Your objective: Report back each line of the records that contains the string "legend".

Figure record listings:
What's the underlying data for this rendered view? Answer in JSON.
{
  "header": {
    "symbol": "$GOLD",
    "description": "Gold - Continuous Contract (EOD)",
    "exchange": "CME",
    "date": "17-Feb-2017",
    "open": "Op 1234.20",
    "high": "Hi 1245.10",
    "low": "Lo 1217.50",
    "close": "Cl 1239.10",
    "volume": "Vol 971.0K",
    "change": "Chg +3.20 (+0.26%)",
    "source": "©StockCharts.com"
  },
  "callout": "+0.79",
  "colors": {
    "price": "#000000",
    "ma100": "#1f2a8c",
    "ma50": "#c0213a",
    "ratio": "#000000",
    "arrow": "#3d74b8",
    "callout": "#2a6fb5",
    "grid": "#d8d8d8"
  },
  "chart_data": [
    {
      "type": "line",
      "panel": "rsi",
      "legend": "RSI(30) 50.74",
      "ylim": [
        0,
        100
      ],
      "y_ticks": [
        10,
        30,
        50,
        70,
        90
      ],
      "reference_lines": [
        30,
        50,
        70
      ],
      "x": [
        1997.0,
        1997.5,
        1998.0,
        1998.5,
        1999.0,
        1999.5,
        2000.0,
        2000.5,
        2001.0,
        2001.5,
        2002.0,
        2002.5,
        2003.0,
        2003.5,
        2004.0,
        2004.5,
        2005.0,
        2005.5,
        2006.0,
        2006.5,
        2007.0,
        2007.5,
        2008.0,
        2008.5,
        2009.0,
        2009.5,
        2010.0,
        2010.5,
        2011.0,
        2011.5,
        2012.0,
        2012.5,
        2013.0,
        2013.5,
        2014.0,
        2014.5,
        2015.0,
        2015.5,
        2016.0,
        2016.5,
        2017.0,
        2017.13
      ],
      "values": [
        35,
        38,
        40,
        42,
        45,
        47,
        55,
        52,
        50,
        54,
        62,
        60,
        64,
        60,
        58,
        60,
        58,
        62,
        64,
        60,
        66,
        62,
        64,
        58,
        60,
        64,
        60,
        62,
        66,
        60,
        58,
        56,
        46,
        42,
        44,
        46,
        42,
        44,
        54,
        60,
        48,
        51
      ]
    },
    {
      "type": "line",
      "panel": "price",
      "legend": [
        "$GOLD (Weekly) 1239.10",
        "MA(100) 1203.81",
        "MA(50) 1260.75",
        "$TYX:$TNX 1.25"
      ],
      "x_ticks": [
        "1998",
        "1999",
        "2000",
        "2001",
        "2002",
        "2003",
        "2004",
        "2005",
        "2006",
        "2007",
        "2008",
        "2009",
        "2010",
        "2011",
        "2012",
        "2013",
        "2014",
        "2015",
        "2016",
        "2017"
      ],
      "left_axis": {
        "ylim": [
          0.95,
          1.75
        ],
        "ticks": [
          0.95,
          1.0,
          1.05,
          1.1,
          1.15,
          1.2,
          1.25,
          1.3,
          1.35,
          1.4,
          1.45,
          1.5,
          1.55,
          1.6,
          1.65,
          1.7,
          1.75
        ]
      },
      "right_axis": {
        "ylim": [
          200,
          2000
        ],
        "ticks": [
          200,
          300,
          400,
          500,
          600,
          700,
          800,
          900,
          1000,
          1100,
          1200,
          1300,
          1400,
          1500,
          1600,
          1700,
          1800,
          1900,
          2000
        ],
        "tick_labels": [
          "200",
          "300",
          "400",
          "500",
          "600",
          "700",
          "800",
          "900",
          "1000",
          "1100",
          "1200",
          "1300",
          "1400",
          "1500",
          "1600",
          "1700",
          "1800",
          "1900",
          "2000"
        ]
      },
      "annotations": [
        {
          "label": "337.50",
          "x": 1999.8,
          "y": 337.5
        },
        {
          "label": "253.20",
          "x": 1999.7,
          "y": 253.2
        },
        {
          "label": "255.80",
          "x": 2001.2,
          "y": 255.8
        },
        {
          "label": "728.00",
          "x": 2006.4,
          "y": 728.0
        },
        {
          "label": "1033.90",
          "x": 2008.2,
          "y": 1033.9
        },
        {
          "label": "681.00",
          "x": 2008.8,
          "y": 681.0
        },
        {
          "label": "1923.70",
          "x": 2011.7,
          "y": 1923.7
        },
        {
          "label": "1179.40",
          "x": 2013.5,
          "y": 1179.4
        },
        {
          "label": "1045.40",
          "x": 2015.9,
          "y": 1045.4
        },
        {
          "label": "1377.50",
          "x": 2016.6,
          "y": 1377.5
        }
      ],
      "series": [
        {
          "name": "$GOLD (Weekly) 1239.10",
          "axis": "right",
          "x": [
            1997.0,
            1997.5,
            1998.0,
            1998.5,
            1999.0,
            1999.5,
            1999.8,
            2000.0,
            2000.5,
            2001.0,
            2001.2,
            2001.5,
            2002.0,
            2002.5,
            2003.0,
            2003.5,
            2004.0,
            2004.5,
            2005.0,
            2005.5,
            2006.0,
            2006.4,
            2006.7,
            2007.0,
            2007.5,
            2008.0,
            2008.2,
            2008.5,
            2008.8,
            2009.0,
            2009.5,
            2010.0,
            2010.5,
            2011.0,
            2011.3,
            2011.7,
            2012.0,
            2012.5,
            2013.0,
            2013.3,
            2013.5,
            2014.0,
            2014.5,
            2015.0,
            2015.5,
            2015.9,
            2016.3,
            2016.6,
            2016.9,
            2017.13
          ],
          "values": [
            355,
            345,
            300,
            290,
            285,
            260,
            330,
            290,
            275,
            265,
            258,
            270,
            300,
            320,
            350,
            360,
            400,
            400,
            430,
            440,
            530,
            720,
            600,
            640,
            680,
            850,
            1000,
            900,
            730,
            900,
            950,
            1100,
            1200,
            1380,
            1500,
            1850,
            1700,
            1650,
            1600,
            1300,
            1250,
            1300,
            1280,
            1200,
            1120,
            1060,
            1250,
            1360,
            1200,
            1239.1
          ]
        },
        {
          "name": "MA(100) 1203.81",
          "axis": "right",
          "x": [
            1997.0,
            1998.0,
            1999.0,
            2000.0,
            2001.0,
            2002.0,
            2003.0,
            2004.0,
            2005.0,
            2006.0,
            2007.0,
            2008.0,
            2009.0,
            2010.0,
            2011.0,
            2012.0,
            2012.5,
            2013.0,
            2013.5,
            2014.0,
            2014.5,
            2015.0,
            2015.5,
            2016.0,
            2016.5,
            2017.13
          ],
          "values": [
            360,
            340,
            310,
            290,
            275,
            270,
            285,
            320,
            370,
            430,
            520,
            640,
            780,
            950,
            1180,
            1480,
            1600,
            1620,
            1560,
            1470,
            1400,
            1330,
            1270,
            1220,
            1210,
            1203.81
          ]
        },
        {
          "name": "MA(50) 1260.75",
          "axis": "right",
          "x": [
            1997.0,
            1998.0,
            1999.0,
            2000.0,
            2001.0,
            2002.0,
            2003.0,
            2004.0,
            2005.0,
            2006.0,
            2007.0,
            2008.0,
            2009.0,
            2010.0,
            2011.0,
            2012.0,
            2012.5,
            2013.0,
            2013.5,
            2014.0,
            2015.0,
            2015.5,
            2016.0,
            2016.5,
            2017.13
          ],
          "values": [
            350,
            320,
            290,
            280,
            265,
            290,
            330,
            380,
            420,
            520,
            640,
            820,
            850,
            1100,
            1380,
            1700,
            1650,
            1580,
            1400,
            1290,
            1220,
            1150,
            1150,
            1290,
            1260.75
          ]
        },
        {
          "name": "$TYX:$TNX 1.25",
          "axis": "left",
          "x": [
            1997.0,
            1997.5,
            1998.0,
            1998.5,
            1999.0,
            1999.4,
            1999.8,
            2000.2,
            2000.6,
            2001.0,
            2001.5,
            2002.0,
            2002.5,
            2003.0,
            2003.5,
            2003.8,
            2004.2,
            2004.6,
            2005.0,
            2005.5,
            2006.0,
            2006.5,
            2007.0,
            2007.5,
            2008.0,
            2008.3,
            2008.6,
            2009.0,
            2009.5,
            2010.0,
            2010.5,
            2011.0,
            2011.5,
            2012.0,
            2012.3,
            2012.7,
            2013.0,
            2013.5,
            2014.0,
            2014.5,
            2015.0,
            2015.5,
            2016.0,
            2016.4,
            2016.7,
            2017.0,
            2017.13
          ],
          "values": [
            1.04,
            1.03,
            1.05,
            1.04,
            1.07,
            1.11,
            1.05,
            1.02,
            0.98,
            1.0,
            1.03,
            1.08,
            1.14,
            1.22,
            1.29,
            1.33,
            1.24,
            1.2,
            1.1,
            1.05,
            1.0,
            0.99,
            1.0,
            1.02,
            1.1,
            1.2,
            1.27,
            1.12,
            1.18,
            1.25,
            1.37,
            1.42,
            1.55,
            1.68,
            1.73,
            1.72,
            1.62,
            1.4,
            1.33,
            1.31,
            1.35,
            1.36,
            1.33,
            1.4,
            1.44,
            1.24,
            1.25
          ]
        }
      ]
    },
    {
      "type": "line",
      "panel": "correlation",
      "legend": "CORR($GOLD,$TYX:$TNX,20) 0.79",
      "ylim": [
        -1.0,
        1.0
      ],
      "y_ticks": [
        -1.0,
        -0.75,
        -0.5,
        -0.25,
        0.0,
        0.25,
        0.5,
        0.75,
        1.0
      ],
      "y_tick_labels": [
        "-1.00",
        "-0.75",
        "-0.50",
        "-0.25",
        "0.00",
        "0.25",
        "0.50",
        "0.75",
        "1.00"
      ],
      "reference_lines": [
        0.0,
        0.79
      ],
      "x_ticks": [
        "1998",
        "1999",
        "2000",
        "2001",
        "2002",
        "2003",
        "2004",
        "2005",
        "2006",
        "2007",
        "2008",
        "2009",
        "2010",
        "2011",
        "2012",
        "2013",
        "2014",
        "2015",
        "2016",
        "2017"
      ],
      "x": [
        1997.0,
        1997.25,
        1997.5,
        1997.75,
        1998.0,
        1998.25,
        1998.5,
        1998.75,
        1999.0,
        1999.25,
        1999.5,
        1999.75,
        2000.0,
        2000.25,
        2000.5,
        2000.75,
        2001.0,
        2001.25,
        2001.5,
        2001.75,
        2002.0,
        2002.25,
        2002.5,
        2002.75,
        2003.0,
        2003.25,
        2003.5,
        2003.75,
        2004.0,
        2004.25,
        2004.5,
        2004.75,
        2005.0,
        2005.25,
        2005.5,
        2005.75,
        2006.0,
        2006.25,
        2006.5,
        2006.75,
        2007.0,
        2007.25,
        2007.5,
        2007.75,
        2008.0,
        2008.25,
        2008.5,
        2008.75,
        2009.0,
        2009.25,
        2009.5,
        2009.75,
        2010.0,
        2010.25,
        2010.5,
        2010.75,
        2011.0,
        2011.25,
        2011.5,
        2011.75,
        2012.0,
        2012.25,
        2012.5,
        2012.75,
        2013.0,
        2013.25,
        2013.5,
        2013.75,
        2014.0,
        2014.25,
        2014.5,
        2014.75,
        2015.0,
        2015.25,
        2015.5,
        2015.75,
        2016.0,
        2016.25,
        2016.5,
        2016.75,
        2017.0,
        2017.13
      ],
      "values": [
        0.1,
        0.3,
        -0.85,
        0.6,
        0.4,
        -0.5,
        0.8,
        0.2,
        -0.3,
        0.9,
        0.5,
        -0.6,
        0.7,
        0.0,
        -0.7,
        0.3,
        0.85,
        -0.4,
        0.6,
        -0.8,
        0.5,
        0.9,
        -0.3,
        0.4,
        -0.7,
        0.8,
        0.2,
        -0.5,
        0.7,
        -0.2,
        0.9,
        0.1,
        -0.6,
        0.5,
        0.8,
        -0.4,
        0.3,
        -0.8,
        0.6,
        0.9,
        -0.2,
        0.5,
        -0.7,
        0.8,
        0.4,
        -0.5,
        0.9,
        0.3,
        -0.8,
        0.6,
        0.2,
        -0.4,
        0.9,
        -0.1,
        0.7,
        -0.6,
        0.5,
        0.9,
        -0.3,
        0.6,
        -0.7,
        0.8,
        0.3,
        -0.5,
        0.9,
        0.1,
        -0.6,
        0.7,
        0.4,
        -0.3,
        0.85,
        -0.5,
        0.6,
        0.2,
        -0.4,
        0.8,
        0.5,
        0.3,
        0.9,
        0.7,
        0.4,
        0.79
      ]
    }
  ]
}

Result for this task:
      "legend": "RSI(30) 50.74",
      "legend": [
      "legend": "CORR($GOLD,$TYX:$TNX,20) 0.79",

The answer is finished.